Collect every line below that contains the word "Python".

Dataset items:
• • • •
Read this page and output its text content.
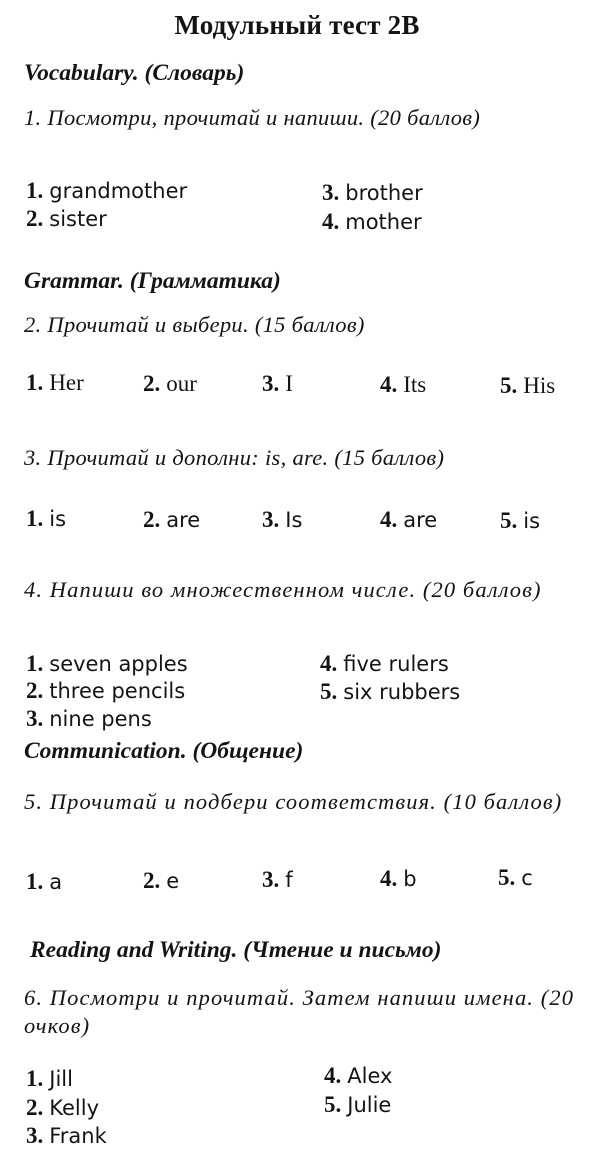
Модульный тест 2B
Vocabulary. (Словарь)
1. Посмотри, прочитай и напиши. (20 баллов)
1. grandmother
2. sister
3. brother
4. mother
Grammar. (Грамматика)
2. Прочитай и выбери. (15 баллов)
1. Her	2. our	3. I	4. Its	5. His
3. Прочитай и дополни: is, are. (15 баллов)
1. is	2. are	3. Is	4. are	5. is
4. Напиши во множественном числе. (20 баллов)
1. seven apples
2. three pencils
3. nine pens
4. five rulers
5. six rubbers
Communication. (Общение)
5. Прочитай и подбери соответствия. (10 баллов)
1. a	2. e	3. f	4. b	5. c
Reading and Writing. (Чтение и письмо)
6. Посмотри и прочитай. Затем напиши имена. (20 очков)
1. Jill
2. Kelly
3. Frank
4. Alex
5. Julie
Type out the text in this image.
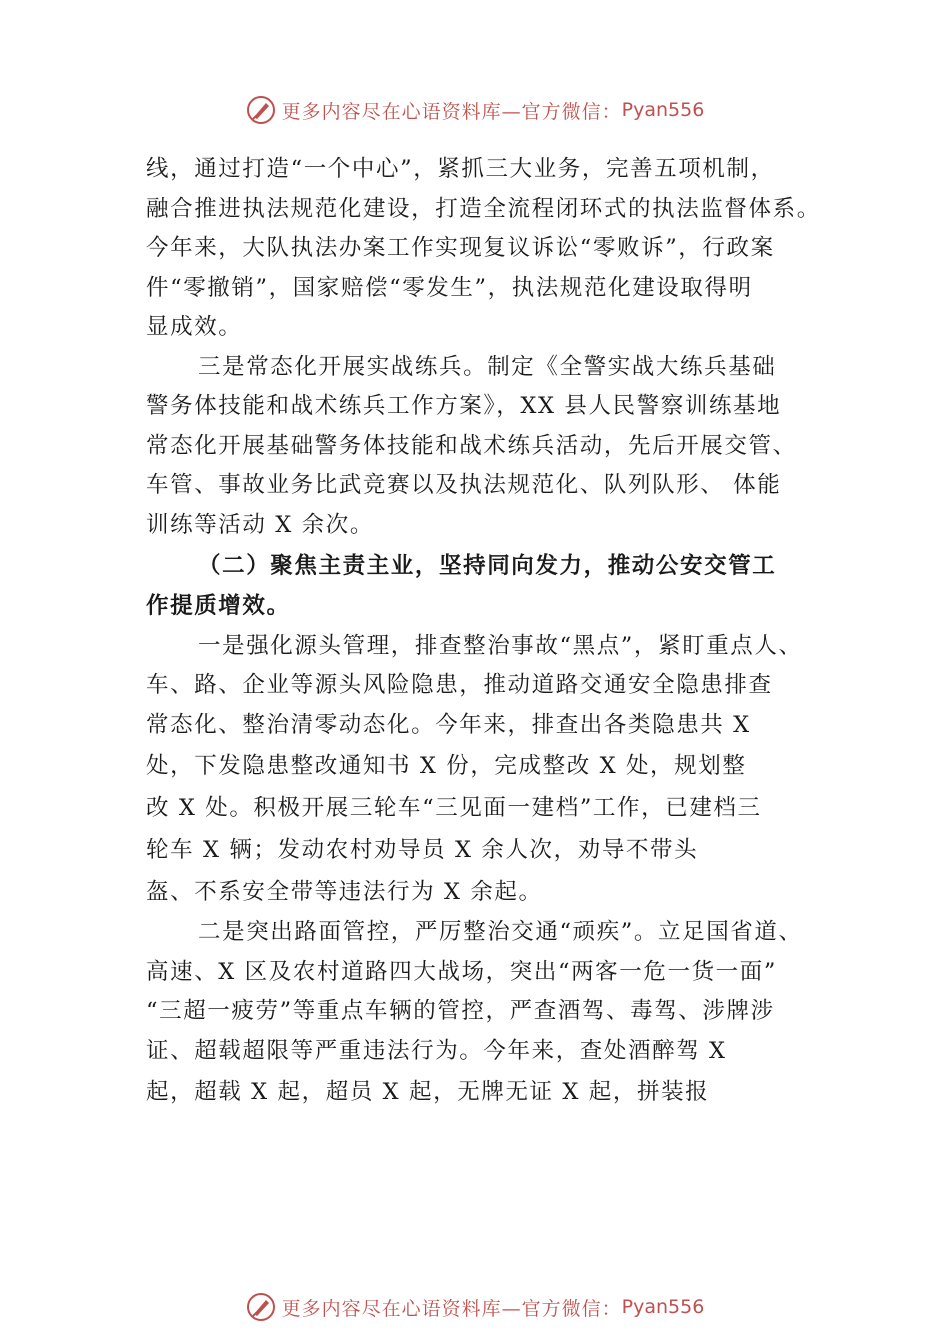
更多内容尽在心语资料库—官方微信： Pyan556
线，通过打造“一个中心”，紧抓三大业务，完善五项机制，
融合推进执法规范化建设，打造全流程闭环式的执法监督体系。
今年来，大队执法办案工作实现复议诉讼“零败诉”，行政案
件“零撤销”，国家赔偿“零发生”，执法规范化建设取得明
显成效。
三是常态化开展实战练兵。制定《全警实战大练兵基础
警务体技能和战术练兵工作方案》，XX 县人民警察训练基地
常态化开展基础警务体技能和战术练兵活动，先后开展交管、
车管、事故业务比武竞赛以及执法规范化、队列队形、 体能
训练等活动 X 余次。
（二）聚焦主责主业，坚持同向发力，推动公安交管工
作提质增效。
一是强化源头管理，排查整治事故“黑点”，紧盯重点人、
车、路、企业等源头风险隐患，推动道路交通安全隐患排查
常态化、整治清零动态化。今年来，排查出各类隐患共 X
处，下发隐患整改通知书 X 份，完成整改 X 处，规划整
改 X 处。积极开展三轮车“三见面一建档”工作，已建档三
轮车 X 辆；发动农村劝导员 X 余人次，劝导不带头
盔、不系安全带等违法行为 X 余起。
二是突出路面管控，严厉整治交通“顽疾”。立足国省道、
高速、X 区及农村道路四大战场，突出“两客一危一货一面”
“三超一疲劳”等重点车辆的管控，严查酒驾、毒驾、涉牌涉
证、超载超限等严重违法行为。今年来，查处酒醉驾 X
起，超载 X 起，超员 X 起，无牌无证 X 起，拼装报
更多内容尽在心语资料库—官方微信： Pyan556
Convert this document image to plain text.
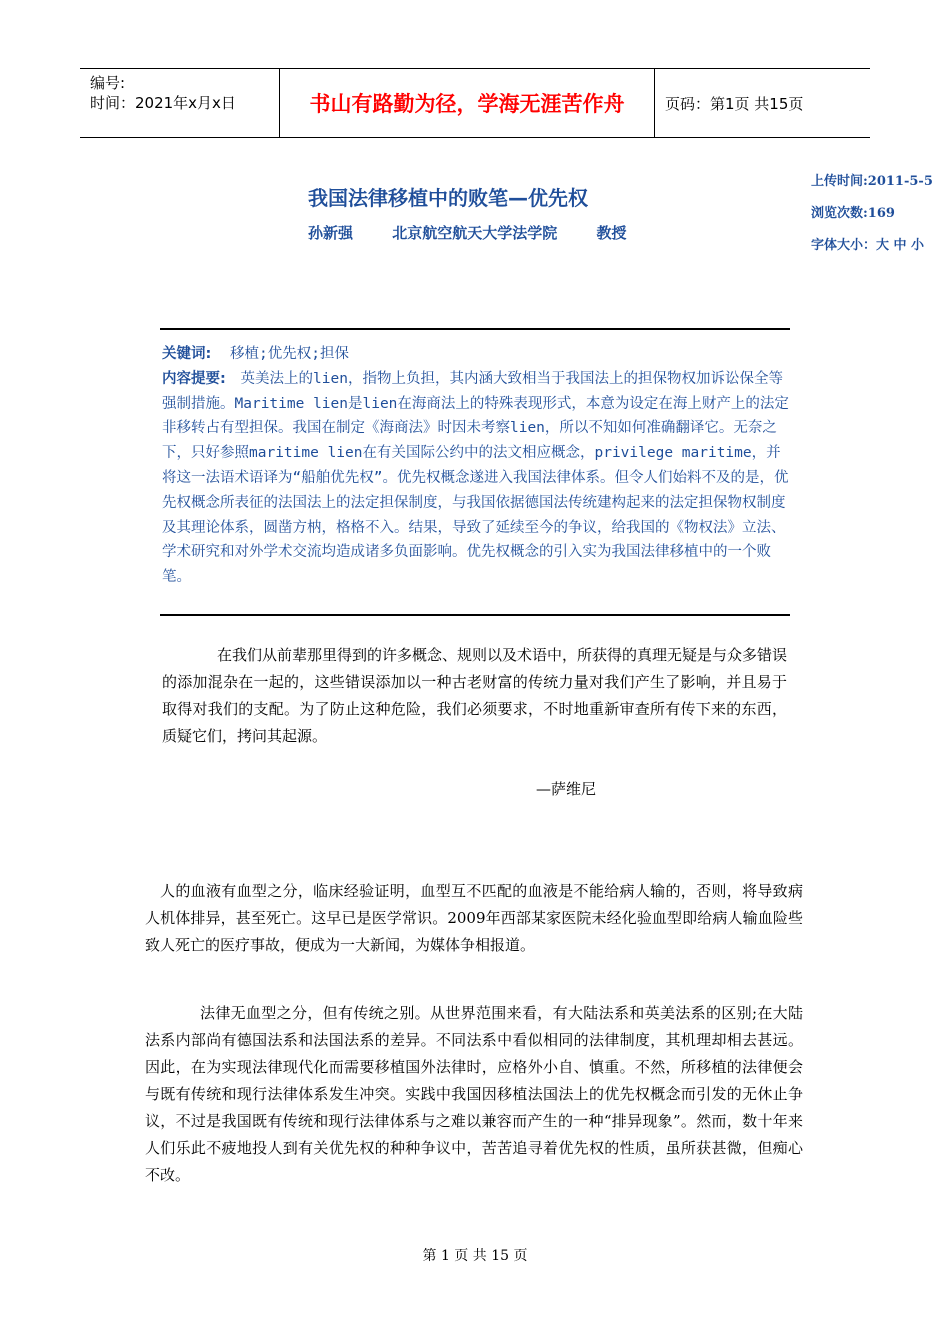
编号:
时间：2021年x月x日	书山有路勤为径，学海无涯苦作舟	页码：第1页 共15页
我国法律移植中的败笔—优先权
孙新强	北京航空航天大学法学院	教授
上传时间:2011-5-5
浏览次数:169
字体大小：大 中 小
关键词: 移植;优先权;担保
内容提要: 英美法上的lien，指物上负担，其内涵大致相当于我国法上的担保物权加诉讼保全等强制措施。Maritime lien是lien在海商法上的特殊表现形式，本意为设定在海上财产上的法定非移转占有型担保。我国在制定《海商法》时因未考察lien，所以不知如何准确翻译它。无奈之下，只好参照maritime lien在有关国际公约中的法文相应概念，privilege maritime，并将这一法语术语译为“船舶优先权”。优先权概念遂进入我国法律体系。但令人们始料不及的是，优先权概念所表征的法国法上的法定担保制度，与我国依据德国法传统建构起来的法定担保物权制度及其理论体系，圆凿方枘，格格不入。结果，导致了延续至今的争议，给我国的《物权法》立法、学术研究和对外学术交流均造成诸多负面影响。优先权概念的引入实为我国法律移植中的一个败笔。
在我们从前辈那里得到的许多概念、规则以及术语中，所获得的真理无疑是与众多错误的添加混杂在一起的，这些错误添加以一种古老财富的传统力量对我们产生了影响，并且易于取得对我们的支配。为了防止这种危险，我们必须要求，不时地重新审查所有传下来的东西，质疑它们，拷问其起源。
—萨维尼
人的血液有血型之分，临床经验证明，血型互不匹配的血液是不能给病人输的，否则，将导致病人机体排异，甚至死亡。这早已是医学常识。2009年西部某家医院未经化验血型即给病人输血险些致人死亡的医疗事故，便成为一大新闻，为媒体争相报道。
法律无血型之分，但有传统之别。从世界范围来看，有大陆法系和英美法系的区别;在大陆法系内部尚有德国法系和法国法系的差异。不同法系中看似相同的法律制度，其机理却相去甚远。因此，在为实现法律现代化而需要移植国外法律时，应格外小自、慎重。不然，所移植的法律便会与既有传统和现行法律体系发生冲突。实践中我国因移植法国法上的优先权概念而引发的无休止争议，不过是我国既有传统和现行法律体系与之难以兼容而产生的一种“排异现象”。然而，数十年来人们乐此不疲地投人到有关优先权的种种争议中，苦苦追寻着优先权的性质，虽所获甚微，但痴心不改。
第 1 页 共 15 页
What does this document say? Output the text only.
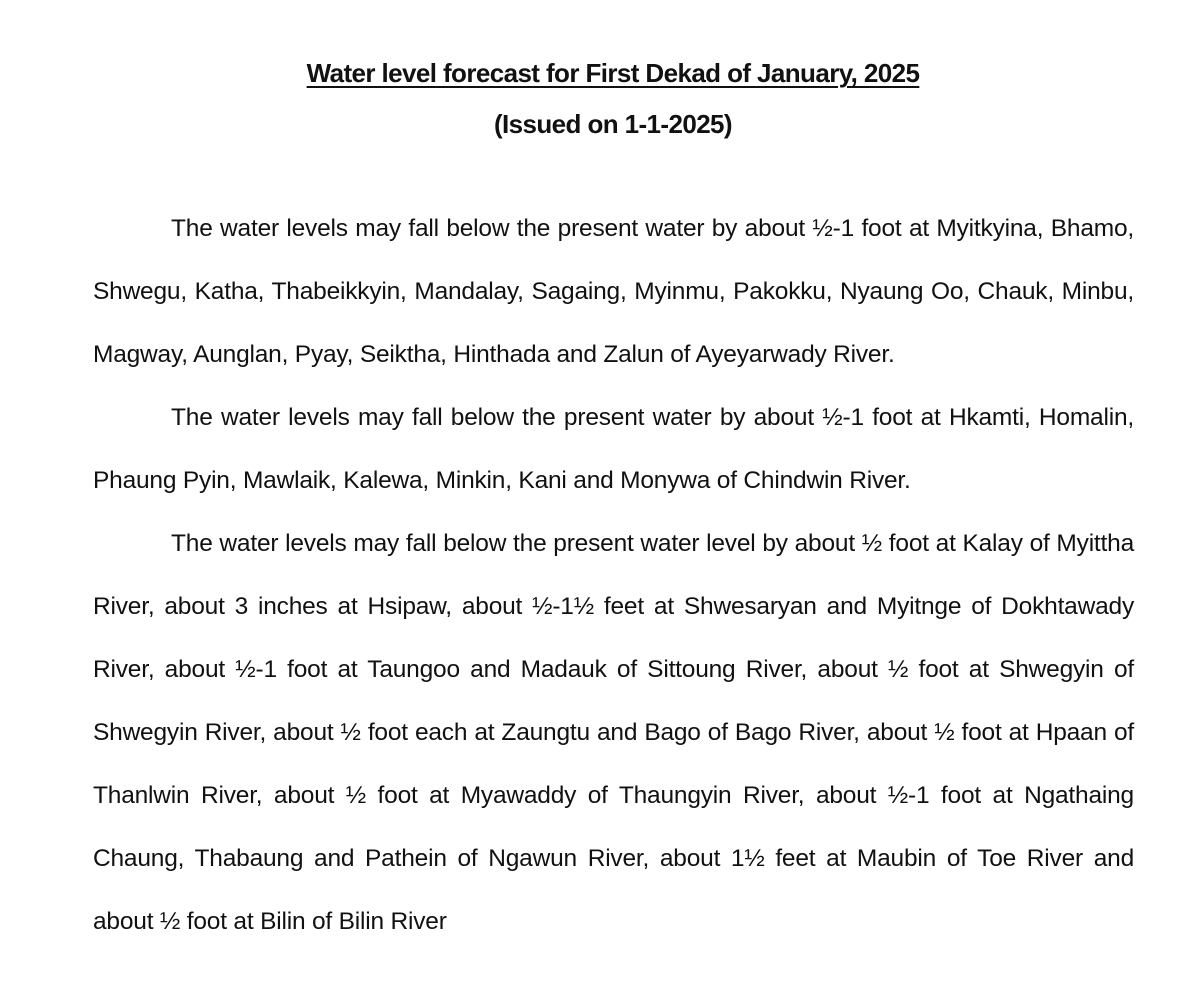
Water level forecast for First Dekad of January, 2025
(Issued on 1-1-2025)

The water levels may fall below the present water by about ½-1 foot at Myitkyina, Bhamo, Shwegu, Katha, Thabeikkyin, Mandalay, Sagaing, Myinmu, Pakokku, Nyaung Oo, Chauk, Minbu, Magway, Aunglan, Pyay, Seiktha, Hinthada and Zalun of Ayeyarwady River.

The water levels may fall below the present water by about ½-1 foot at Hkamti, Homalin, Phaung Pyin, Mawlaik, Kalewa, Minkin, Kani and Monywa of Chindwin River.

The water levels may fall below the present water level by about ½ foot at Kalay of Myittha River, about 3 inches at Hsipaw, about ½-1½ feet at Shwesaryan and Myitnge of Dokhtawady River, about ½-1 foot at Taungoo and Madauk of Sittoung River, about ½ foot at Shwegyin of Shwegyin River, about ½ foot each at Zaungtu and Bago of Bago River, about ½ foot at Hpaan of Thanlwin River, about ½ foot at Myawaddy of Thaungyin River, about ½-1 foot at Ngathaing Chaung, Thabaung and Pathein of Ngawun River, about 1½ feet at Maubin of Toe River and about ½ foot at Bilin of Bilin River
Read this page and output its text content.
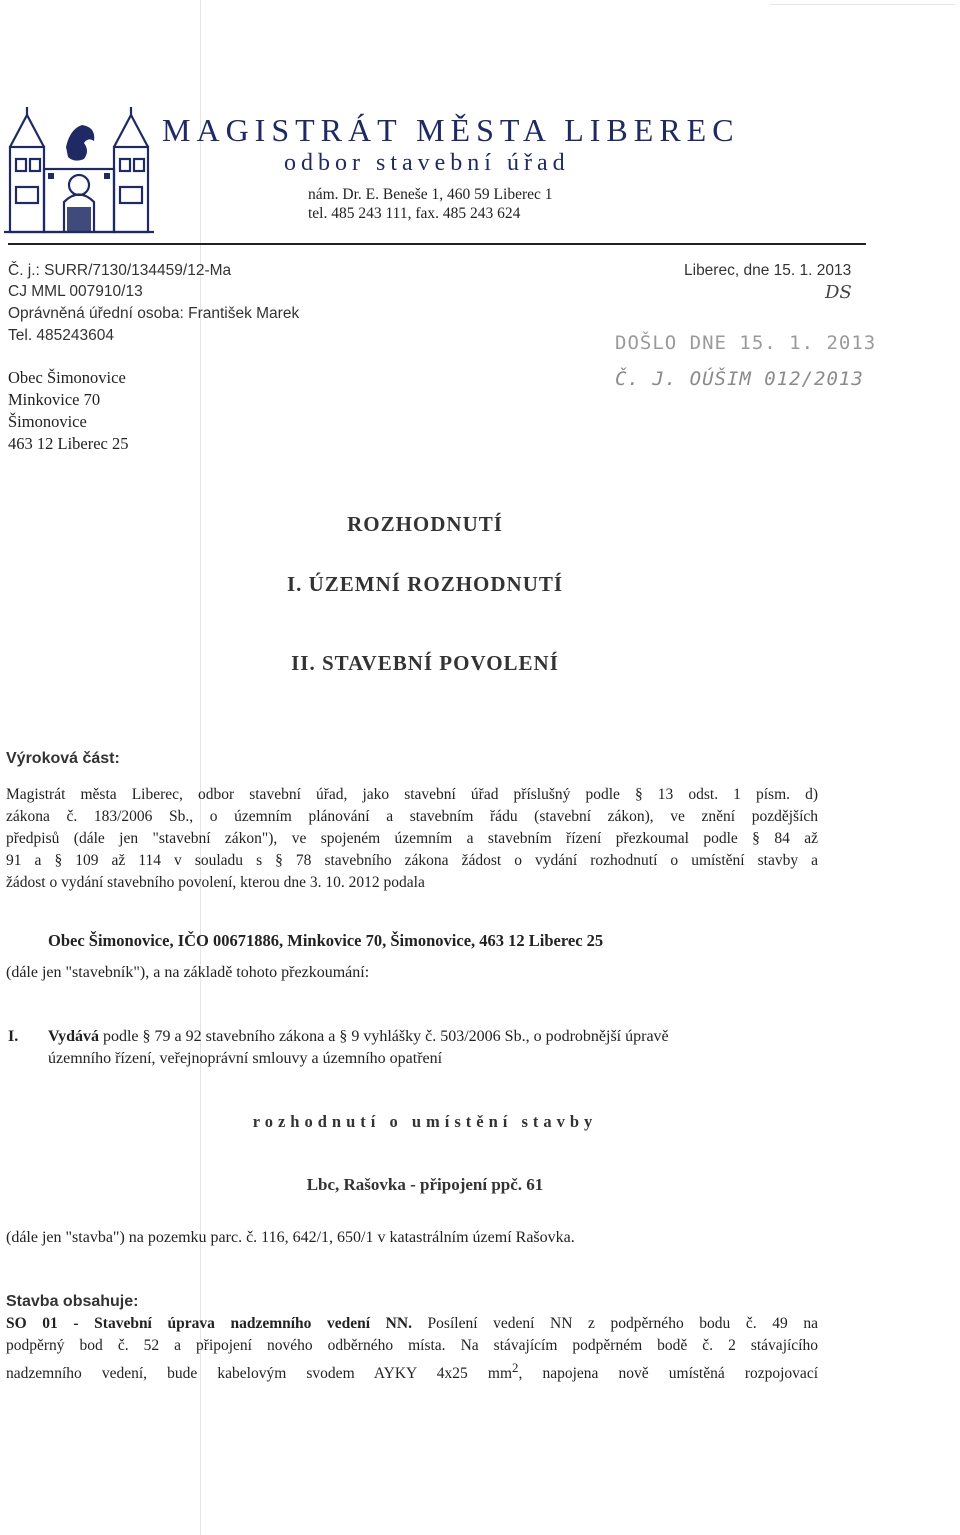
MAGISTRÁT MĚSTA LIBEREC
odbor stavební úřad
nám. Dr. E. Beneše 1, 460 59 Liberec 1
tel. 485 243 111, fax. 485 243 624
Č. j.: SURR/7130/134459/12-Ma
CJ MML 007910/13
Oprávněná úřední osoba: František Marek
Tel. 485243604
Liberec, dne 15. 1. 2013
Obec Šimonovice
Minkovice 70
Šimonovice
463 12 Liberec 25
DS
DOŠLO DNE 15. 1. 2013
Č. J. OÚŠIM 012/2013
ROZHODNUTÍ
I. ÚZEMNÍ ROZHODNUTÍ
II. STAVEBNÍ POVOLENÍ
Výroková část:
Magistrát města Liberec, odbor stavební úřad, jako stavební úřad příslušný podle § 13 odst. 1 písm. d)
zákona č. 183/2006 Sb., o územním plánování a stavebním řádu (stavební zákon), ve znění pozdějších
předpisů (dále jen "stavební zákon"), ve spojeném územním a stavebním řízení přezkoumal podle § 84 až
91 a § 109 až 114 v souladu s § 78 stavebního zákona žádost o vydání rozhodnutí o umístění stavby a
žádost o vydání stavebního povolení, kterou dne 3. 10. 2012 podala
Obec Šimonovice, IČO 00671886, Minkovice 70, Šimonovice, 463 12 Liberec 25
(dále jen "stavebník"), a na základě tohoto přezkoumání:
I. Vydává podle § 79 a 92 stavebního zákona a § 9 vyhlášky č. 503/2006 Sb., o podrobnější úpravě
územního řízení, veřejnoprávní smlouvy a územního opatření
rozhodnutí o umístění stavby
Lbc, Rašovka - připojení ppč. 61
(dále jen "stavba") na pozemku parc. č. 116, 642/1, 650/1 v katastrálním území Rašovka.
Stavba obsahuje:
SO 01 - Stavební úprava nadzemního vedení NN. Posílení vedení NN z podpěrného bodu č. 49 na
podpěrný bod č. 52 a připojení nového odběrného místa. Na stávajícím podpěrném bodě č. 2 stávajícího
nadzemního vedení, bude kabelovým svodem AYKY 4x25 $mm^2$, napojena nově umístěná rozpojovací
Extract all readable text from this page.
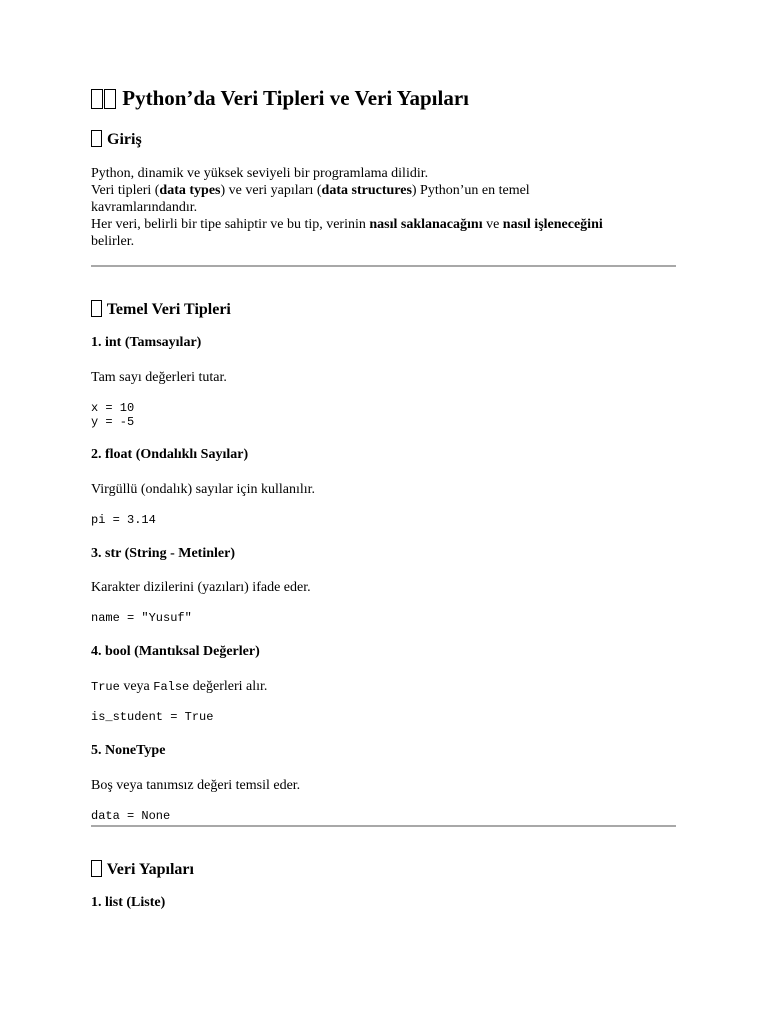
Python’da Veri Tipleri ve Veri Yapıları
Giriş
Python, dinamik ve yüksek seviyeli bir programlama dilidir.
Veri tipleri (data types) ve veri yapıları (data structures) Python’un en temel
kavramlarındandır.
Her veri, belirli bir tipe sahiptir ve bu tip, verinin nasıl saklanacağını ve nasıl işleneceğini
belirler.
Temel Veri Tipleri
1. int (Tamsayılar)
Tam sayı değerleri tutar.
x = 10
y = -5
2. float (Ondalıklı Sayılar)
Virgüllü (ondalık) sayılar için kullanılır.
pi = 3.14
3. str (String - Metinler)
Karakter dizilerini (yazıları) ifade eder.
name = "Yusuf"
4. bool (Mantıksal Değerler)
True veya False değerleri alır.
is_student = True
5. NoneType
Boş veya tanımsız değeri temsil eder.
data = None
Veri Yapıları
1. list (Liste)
• • • •
▶ [REPLY]:
Python’da Veri Tipleri ve Veri Yapıları
Python, dinamik ve yüksek seviyeli bir programlama dilidir.
Veri tipleri (data types) ve veri yapıları (data structures) Python’un en temel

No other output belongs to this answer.